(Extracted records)

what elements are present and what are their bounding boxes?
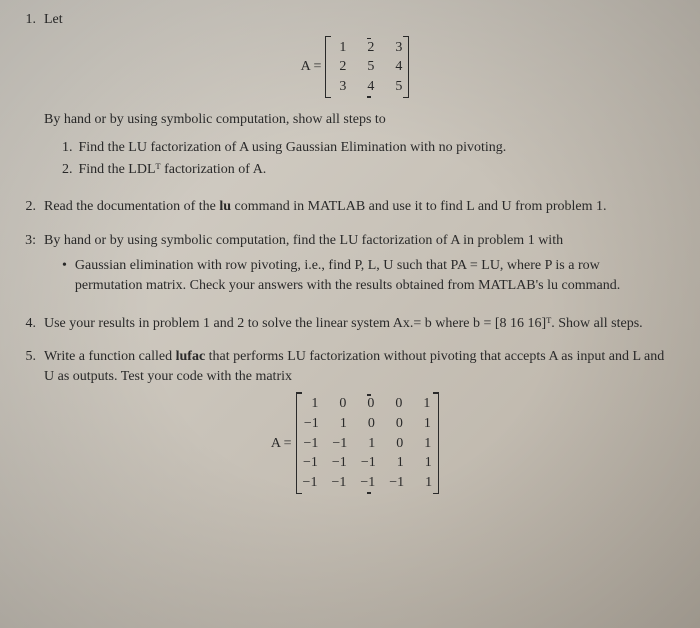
problem-number: 2. bbox=[18, 197, 36, 217]
matrix-label: A = bbox=[301, 57, 322, 77]
sub-list: 1. Find the LU factorization of A using … bbox=[62, 138, 666, 179]
bullet-list: • Gaussian elimination with row pivoting… bbox=[62, 256, 666, 295]
matrix-label: A = bbox=[271, 434, 292, 454]
problem-text: Write a function called lufac that perfo… bbox=[44, 347, 666, 386]
problem-lead: By hand or by using symbolic computation… bbox=[44, 231, 666, 251]
problem-number: 4. bbox=[18, 314, 36, 334]
problem-text: Use your results in problem 1 and 2 to s… bbox=[44, 314, 672, 334]
sub-item: 1. Find the LU factorization of A using … bbox=[62, 138, 666, 158]
problem-number: 3: bbox=[18, 231, 36, 300]
problem-4: 4. Use your results in problem 1 and 2 t… bbox=[18, 314, 672, 334]
problem-number: 5. bbox=[18, 347, 36, 506]
problem-lead: By hand or by using symbolic computation… bbox=[44, 110, 666, 130]
problem-1: 1. Let A = 123 254 345 By hand or by usi… bbox=[18, 10, 672, 183]
matrix-a-block: A = 123 254 345 bbox=[44, 36, 666, 99]
problem-2: 2. Read the documentation of the lu comm… bbox=[18, 197, 672, 217]
matrix-b-block: A = 10001 −11001 −1−1101 −1−1−111 −1−1−1… bbox=[44, 392, 666, 494]
problem-text: Read the documentation of the lu command… bbox=[44, 197, 672, 217]
matrix-a: 123 254 345 bbox=[325, 36, 409, 99]
problem-number: 1. bbox=[18, 10, 36, 183]
bullet-dot-icon: • bbox=[62, 256, 67, 295]
bullet-item: • Gaussian elimination with row pivoting… bbox=[62, 256, 666, 295]
matrix-b: 10001 −11001 −1−1101 −1−1−111 −1−1−1−11 bbox=[296, 392, 440, 494]
problem-intro: Let bbox=[44, 12, 63, 27]
problem-3: 3: By hand or by using symbolic computat… bbox=[18, 231, 672, 300]
sub-item: 2. Find the LDLᵀ factorization of A. bbox=[62, 160, 666, 180]
page-content: 1. Let A = 123 254 345 By hand or by usi… bbox=[0, 0, 700, 530]
problem-5: 5. Write a function called lufac that pe… bbox=[18, 347, 672, 506]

▶ **SET EXERCISE**
Reproduce every line of the records above exactly as given, keeping their order. Leave out the picture.

▶ **EXERCISE OUTPUT**
what elements are present and what are their bounding boxes?
problem-number: 2. bbox=[18, 197, 36, 217]
matrix-label: A = bbox=[301, 57, 322, 77]
sub-list: 1. Find the LU factorization of A using … bbox=[62, 138, 666, 179]
bullet-list: • Gaussian elimination with row pivoting… bbox=[62, 256, 666, 295]
matrix-label: A = bbox=[271, 434, 292, 454]
problem-text: Write a function called lufac that perfo… bbox=[44, 347, 666, 386]
problem-lead: By hand or by using symbolic computation… bbox=[44, 231, 666, 251]
problem-number: 4. bbox=[18, 314, 36, 334]
problem-text: Use your results in problem 1 and 2 to s… bbox=[44, 314, 672, 334]
sub-item: 1. Find the LU factorization of A using … bbox=[62, 138, 666, 158]
problem-number: 3: bbox=[18, 231, 36, 300]
problem-4: 4. Use your results in problem 1 and 2 t… bbox=[18, 314, 672, 334]
problem-number: 5. bbox=[18, 347, 36, 506]
problem-lead: By hand or by using symbolic computation… bbox=[44, 110, 666, 130]
problem-1: 1. Let A = 123 254 345 By hand or by usi… bbox=[18, 10, 672, 183]
matrix-a-block: A = 123 254 345 bbox=[44, 36, 666, 99]
problem-2: 2. Read the documentation of the lu comm… bbox=[18, 197, 672, 217]
matrix-b-block: A = 10001 −11001 −1−1101 −1−1−111 −1−1−1… bbox=[44, 392, 666, 494]
problem-text: Read the documentation of the lu command… bbox=[44, 197, 672, 217]
matrix-a: 123 254 345 bbox=[325, 36, 409, 99]
problem-number: 1. bbox=[18, 10, 36, 183]
bullet-dot-icon: • bbox=[62, 256, 67, 295]
bullet-item: • Gaussian elimination with row pivoting… bbox=[62, 256, 666, 295]
matrix-b: 10001 −11001 −1−1101 −1−1−111 −1−1−1−11 bbox=[296, 392, 440, 494]
problem-intro: Let bbox=[44, 12, 63, 27]
problem-3: 3: By hand or by using symbolic computat… bbox=[18, 231, 672, 300]
sub-item: 2. Find the LDLᵀ factorization of A. bbox=[62, 160, 666, 180]
page-content: 1. Let A = 123 254 345 By hand or by usi… bbox=[0, 0, 700, 530]
problem-5: 5. Write a function called lufac that pe… bbox=[18, 347, 672, 506]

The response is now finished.